PROBLEM DESCRIPTION:
Pick out every line of the entries below where "ASTMD" occurs, and copy those lines.

INPUT FOR THIS TASK:
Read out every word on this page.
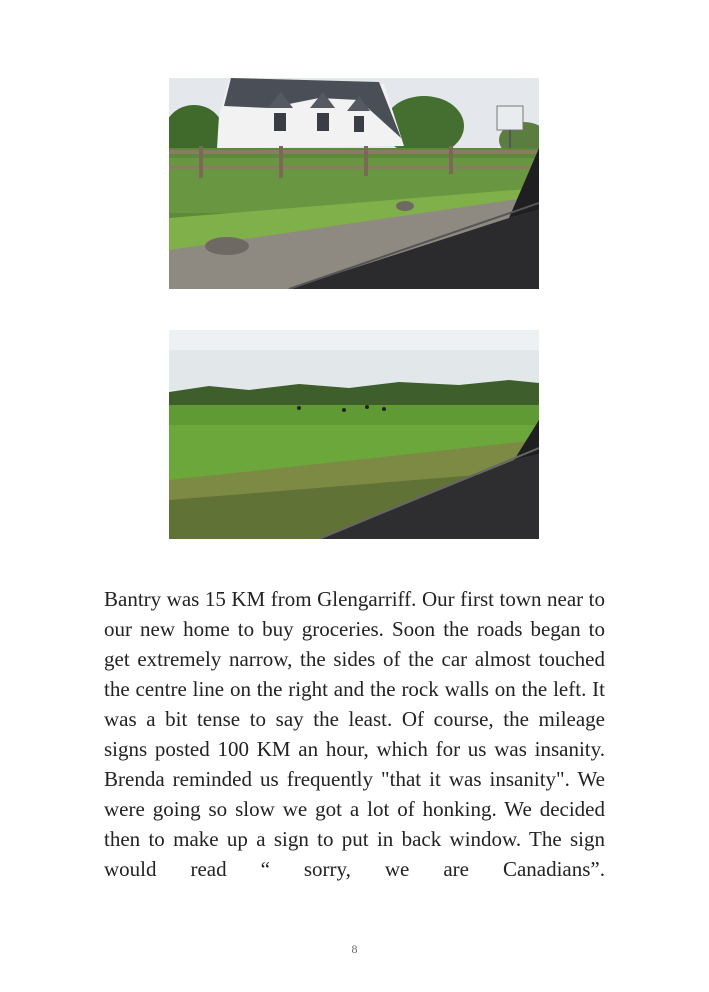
Bantry was 15 KM from Glengarriff. Our first town near to our new home to buy groceries. Soon the roads began to get extremely narrow, the sides of the car almost touched the centre line on the right and the rock walls on the left. It was a bit tense to say the least. Of course, the mileage signs posted 100 KM an hour, which for us was insanity. Brenda reminded us frequently "that it was insanity". We were going so slow we got a lot of honking. We decided then to make up a sign to put in back window. The sign would read “ sorry, we are Canadians”.

8
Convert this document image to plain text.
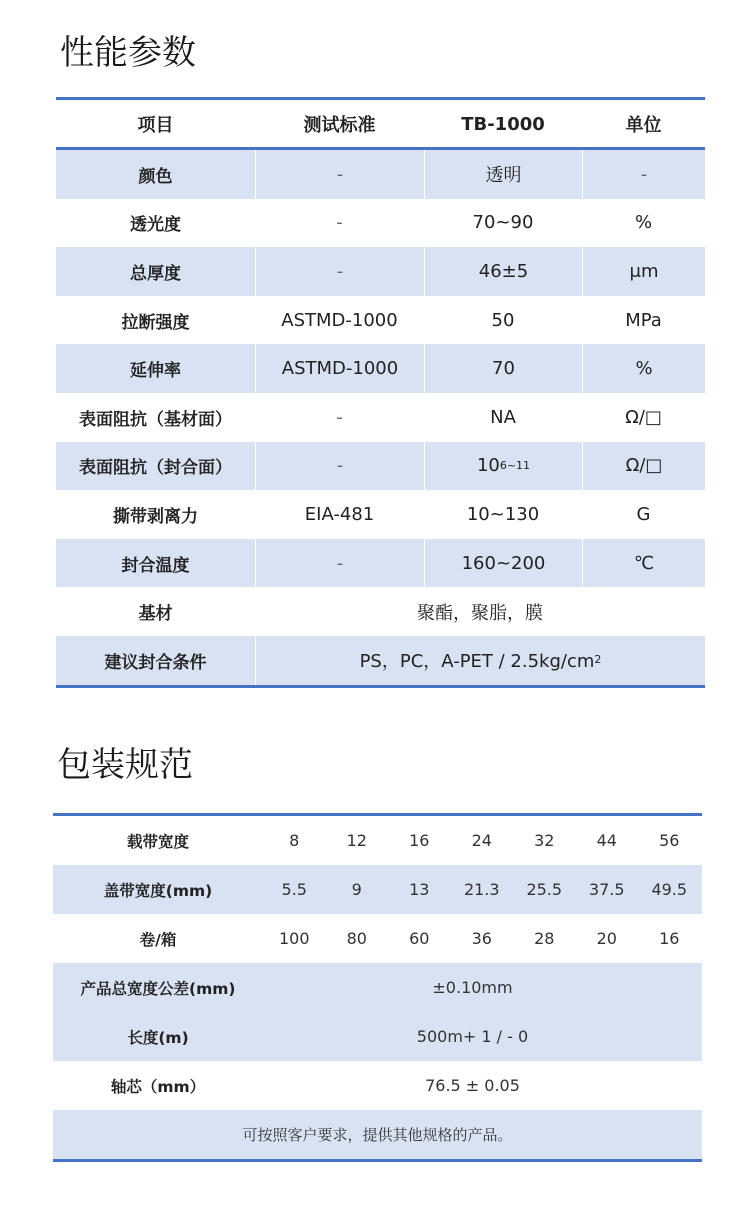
性能参数
项目	测试标准	TB-1000	单位
颜色	-	透明	-
透光度	-	70~90	%
总厚度	-	46±5	μm
拉断强度	ASTMD-1000	50	MPa
延伸率	ASTMD-1000	70	%
表面阻抗（基材面）	-	NA	Ω/□
表面阻抗（封合面）	-	10 6~11	Ω/□
撕带剥离力	EIA-481	10~130	G
封合温度	-	160~200	℃
基材	聚酯，聚脂，膜
建议封合条件	PS，PC，A-PET / 2.5kg/cm 2
包装规范
载带宽度	8	12	16	24	32	44	56
盖带宽度(mm)	5.5	9	13	21.3	25.5	37.5	49.5
卷/箱	100	80	60	36	28	20	16
产品总宽度公差(mm)	±0.10mm
长度(m)	500m+ 1 / - 0
轴芯（mm）	76.5 ± 0.05
可按照客户要求，提供其他规格的产品。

EXPECTED ANSWER:
拉断强度	ASTMD-1000	50	MPa
延伸率	ASTMD-1000	70	%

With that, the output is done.